## begin

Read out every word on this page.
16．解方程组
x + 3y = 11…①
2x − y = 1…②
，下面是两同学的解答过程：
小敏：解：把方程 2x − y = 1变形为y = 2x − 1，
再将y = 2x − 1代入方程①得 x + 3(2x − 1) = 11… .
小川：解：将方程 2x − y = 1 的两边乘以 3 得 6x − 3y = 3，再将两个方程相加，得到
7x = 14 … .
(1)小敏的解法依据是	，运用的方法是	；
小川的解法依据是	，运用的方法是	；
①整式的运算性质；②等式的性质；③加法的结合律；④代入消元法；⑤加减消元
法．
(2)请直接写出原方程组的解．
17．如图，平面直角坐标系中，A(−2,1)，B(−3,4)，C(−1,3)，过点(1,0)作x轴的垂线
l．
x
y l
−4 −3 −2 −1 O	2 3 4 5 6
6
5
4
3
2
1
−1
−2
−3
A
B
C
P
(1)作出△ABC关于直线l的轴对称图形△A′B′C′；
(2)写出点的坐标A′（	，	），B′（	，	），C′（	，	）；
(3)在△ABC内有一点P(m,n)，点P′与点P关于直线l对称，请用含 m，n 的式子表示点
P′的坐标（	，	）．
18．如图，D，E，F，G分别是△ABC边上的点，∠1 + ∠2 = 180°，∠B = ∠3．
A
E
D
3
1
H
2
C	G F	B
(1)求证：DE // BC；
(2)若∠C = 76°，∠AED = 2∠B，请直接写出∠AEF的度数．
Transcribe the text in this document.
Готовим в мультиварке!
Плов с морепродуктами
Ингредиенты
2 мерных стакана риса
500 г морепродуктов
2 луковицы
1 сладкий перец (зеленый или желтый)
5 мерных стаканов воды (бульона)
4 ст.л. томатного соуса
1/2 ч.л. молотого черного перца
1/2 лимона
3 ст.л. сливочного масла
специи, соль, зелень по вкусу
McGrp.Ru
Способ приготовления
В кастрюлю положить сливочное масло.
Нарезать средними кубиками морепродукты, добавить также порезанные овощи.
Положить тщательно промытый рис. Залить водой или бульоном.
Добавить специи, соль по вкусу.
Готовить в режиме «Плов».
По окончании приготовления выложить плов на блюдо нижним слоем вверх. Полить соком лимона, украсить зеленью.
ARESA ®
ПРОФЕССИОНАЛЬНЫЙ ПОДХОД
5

## end

## SET TASK
Print all the data exactly.

## TASK ANSWER
Read out every word on this page.
16．解方程组
x + 3y = 11…①
2x − y = 1…②
，下面是两同学的解答过程：
小敏：解：把方程 2x − y = 1变形为y = 2x − 1，
再将y = 2x − 1代入方程①得 x + 3(2x − 1) = 11… .
小川：解：将方程 2x − y = 1 的两边乘以 3 得 6x − 3y = 3，再将两个方程相加，得到
7x = 14 … .
(1)小敏的解法依据是	，运用的方法是	；
小川的解法依据是	，运用的方法是	；
①整式的运算性质；②等式的性质；③加法的结合律；④代入消元法；⑤加减消元
法．
(2)请直接写出原方程组的解．
17．如图，平面直角坐标系中，A(−2,1)，B(−3,4)，C(−1,3)，过点(1,0)作x轴的垂线
l．
x
y l
−4 −3 −2 −1 O	2 3 4 5 6
6
5
4
3
2
1
−1
−2
−3
A
B
C
P
(1)作出△ABC关于直线l的轴对称图形△A′B′C′；
(2)写出点的坐标A′（	，	），B′（	，	），C′（	，	）；
(3)在△ABC内有一点P(m,n)，点P′与点P关于直线l对称，请用含 m，n 的式子表示点
P′的坐标（	，	）．
18．如图，D，E，F，G分别是△ABC边上的点，∠1 + ∠2 = 180°，∠B = ∠3．
A
E
D
3
1
H
2
C	G F	B
(1)求证：DE // BC；
(2)若∠C = 76°，∠AED = 2∠B，请直接写出∠AEF的度数．
Transcribe the text in this document.
Готовим в мультиварке!
Плов с морепродуктами
Ингредиенты
2 мерных стакана риса
500 г морепродуктов
2 луковицы
1 сладкий перец (зеленый или желтый)
5 мерных стаканов воды (бульона)
4 ст.л. томатного соуса
1/2 ч.л. молотого черного перца
1/2 лимона
3 ст.л. сливочного масла
специи, соль, зелень по вкусу
McGrp.Ru
Способ приготовления
В кастрюлю положить сливочное масло.
Нарезать средними кубиками морепродукты, добавить также порезанные овощи.
Положить тщательно промытый рис. Залить водой или бульоном.
Добавить специи, соль по вкусу.
Готовить в режиме «Плов».
По окончании приготовления выложить плов на блюдо нижним слоем вверх. Полить соком лимона, украсить зеленью.
ARESA ®
ПРОФЕССИОНАЛЬНЫЙ ПОДХОД
5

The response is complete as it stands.